Give back the full listing verbatim, apart from its images.

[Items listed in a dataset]
>> start
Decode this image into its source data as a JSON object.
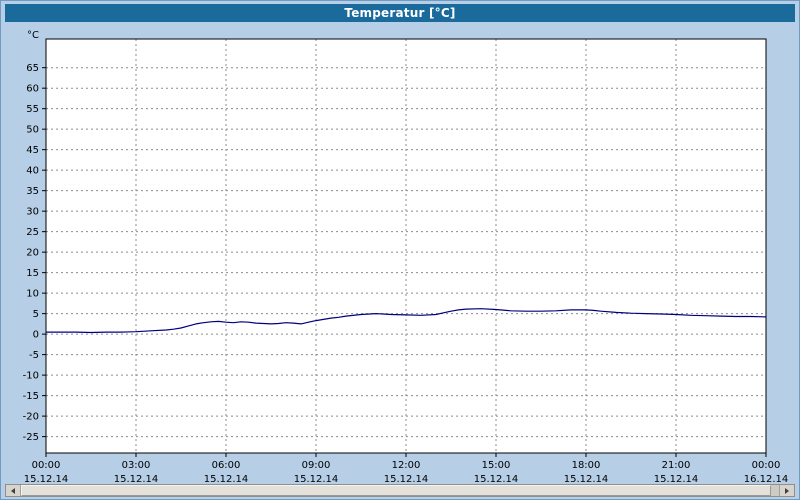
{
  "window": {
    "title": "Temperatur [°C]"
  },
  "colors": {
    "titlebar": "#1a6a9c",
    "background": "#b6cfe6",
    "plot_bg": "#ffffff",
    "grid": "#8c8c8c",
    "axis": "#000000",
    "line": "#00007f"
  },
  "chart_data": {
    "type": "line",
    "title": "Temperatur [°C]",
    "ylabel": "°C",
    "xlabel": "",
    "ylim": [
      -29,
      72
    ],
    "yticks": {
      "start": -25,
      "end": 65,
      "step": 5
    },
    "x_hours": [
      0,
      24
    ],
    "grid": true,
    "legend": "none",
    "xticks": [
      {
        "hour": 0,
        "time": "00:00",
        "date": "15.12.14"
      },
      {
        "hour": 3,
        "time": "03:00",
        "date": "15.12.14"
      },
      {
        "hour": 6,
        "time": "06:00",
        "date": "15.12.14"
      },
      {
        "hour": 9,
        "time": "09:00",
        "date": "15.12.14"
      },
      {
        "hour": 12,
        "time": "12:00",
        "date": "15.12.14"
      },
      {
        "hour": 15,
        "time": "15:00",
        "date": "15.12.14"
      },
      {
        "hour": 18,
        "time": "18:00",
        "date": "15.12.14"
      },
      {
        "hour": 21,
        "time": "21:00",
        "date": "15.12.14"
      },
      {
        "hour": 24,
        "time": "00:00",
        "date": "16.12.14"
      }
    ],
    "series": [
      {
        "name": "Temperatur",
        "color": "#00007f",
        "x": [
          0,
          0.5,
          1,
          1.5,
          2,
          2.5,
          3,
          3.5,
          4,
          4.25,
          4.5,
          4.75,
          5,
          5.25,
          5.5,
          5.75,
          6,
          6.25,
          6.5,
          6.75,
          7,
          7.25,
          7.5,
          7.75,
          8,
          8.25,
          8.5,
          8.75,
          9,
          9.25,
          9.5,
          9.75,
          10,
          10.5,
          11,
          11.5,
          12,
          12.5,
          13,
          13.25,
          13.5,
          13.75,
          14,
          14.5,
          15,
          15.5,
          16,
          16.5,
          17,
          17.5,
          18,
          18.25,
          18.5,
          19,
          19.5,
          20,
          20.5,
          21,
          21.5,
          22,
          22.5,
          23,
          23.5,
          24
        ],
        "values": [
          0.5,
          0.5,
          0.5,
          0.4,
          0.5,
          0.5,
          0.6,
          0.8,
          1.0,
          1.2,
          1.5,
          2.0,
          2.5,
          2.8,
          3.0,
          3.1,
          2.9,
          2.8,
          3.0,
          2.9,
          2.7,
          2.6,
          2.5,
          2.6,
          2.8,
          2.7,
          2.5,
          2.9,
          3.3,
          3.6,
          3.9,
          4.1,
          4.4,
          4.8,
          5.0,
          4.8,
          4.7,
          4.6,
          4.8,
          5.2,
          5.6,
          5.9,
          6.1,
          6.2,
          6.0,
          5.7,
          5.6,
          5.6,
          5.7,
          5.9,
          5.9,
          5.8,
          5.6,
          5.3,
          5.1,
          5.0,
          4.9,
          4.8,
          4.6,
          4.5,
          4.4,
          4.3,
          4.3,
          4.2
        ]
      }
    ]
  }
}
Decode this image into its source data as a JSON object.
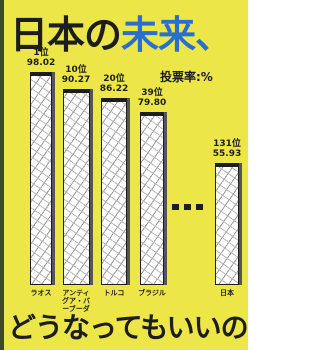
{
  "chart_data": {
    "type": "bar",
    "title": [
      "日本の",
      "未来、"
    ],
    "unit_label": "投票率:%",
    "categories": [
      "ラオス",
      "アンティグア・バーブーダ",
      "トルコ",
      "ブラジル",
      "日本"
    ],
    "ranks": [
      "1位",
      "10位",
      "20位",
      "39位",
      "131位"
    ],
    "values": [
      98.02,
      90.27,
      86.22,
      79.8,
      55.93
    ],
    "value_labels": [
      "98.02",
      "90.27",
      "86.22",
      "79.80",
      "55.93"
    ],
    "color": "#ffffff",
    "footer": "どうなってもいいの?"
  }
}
>> end
# [Result for this exercise]
Decode this image into its source data as a JSON object.
{
  "window": {
    "title": "Temperatur [°C]"
  },
  "colors": {
    "titlebar": "#1a6a9c",
    "background": "#b6cfe6",
    "plot_bg": "#ffffff",
    "grid": "#8c8c8c",
    "axis": "#000000",
    "line": "#00007f"
  },
  "chart_data": {
    "type": "line",
    "title": "Temperatur [°C]",
    "ylabel": "°C",
    "xlabel": "",
    "ylim": [
      -29,
      72
    ],
    "yticks": {
      "start": -25,
      "end": 65,
      "step": 5
    },
    "x_hours": [
      0,
      24
    ],
    "grid": true,
    "legend": "none",
    "xticks": [
      {
        "hour": 0,
        "time": "00:00",
        "date": "15.12.14"
      },
      {
        "hour": 3,
        "time": "03:00",
        "date": "15.12.14"
      },
      {
        "hour": 6,
        "time": "06:00",
        "date": "15.12.14"
      },
      {
        "hour": 9,
        "time": "09:00",
        "date": "15.12.14"
      },
      {
        "hour": 12,
        "time": "12:00",
        "date": "15.12.14"
      },
      {
        "hour": 15,
        "time": "15:00",
        "date": "15.12.14"
      },
      {
        "hour": 18,
        "time": "18:00",
        "date": "15.12.14"
      },
      {
        "hour": 21,
        "time": "21:00",
        "date": "15.12.14"
      },
      {
        "hour": 24,
        "time": "00:00",
        "date": "16.12.14"
      }
    ],
    "series": [
      {
        "name": "Temperatur",
        "color": "#00007f",
        "x": [
          0,
          0.5,
          1,
          1.5,
          2,
          2.5,
          3,
          3.5,
          4,
          4.25,
          4.5,
          4.75,
          5,
          5.25,
          5.5,
          5.75,
          6,
          6.25,
          6.5,
          6.75,
          7,
          7.25,
          7.5,
          7.75,
          8,
          8.25,
          8.5,
          8.75,
          9,
          9.25,
          9.5,
          9.75,
          10,
          10.5,
          11,
          11.5,
          12,
          12.5,
          13,
          13.25,
          13.5,
          13.75,
          14,
          14.5,
          15,
          15.5,
          16,
          16.5,
          17,
          17.5,
          18,
          18.25,
          18.5,
          19,
          19.5,
          20,
          20.5,
          21,
          21.5,
          22,
          22.5,
          23,
          23.5,
          24
        ],
        "values": [
          0.5,
          0.5,
          0.5,
          0.4,
          0.5,
          0.5,
          0.6,
          0.8,
          1.0,
          1.2,
          1.5,
          2.0,
          2.5,
          2.8,
          3.0,
          3.1,
          2.9,
          2.8,
          3.0,
          2.9,
          2.7,
          2.6,
          2.5,
          2.6,
          2.8,
          2.7,
          2.5,
          2.9,
          3.3,
          3.6,
          3.9,
          4.1,
          4.4,
          4.8,
          5.0,
          4.8,
          4.7,
          4.6,
          4.8,
          5.2,
          5.6,
          5.9,
          6.1,
          6.2,
          6.0,
          5.7,
          5.6,
          5.6,
          5.7,
          5.9,
          5.9,
          5.8,
          5.6,
          5.3,
          5.1,
          5.0,
          4.9,
          4.8,
          4.6,
          4.5,
          4.4,
          4.3,
          4.3,
          4.2
        ]
      }
    ]
  }
}
Decode this image into its source data as a JSON object.
{
  "chart_data": {
    "type": "bar",
    "title": [
      "日本の",
      "未来、"
    ],
    "unit_label": "投票率:%",
    "categories": [
      "ラオス",
      "アンティグア・バーブーダ",
      "トルコ",
      "ブラジル",
      "日本"
    ],
    "ranks": [
      "1位",
      "10位",
      "20位",
      "39位",
      "131位"
    ],
    "values": [
      98.02,
      90.27,
      86.22,
      79.8,
      55.93
    ],
    "value_labels": [
      "98.02",
      "90.27",
      "86.22",
      "79.80",
      "55.93"
    ],
    "color": "#ffffff",
    "footer": "どうなってもいいの?"
  }
}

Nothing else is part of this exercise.